## Given instruction
For every line in the data below that contains "thick", copy the line.

## Listed entries
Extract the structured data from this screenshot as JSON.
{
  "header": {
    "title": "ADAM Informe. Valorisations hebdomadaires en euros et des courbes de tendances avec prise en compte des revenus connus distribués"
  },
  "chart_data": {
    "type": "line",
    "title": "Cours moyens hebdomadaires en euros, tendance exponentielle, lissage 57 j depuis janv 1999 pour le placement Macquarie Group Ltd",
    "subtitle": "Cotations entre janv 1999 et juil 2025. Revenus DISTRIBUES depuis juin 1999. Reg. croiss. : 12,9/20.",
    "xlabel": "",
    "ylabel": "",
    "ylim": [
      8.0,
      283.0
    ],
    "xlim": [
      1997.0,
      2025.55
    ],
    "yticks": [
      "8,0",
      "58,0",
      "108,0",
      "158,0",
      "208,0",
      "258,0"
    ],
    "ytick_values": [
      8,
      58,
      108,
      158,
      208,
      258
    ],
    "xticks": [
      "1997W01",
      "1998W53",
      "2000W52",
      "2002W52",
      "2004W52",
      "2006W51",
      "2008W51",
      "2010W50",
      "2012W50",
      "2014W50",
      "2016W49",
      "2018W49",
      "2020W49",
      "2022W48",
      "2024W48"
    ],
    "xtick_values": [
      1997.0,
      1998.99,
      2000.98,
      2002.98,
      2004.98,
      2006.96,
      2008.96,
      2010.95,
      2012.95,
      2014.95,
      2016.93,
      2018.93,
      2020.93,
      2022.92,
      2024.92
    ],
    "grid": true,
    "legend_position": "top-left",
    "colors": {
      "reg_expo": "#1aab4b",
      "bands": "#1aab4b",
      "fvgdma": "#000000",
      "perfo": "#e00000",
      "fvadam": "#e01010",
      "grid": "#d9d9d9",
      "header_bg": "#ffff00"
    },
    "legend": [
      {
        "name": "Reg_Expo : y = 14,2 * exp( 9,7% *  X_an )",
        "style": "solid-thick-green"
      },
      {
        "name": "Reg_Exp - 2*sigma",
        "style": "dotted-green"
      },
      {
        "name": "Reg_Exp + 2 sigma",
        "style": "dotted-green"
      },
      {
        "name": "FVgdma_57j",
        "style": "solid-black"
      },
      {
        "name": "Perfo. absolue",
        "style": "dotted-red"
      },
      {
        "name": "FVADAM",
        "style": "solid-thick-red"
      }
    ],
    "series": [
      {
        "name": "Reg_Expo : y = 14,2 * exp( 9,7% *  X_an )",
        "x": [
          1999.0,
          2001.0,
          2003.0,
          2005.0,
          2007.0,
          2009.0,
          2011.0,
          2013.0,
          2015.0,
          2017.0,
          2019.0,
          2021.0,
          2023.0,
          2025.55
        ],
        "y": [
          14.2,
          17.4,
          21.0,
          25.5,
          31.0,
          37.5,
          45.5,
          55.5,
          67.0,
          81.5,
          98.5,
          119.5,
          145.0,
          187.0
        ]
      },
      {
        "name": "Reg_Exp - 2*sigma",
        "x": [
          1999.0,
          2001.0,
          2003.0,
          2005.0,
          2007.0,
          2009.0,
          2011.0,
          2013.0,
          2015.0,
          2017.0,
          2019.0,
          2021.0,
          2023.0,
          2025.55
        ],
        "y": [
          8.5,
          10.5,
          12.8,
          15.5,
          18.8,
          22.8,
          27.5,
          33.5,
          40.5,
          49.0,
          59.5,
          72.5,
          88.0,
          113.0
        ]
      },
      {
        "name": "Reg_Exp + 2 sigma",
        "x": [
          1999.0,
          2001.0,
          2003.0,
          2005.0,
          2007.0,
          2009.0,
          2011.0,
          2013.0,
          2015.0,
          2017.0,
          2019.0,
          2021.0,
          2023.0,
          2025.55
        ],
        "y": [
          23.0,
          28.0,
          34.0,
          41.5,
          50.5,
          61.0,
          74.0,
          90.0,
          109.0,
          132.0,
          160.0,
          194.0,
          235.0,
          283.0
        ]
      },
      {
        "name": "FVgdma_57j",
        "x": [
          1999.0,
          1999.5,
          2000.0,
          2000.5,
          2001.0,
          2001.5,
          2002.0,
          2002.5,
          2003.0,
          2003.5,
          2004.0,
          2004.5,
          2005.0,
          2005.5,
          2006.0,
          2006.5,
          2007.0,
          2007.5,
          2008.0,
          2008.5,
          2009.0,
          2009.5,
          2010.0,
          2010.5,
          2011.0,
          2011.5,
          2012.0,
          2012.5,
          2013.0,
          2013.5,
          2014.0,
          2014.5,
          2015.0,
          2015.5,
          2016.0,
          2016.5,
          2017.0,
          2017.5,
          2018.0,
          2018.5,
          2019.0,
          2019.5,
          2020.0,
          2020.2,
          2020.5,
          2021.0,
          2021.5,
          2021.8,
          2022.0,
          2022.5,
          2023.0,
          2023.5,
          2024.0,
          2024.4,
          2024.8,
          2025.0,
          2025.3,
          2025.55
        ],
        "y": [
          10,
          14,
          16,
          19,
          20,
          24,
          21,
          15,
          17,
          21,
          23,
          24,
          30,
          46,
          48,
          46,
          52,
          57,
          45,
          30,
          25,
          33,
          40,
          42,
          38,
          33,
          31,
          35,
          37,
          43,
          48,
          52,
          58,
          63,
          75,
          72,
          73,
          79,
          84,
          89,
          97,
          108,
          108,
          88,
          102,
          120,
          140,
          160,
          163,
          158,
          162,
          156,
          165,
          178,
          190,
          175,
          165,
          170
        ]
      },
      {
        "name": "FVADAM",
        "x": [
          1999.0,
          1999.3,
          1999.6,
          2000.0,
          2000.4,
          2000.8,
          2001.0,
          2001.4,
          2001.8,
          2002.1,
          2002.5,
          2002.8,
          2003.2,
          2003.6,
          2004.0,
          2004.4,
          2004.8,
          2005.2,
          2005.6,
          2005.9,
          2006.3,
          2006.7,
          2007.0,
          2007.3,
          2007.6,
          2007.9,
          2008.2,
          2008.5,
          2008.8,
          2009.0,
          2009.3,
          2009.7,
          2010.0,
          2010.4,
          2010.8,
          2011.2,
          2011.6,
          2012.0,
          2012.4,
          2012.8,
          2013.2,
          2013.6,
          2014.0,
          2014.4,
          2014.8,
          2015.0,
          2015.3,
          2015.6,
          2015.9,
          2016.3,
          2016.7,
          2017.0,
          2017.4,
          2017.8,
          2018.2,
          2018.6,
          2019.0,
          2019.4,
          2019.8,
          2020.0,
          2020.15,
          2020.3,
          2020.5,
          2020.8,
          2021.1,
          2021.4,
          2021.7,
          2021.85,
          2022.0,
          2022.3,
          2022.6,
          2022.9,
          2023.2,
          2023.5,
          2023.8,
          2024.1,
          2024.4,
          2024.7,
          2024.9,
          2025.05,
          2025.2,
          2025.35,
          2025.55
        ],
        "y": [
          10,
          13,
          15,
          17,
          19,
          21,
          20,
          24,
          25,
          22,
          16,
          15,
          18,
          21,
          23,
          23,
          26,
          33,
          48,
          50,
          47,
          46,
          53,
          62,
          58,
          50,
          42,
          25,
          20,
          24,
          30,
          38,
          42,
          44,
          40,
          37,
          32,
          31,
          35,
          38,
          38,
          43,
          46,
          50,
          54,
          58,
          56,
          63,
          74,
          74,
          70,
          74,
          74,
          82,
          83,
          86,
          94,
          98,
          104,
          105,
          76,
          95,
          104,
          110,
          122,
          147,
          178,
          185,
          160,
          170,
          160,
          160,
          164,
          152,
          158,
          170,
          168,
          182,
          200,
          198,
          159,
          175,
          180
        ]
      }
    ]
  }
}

## Full solution
        "style": "solid-thick-green"
        "style": "solid-thick-red"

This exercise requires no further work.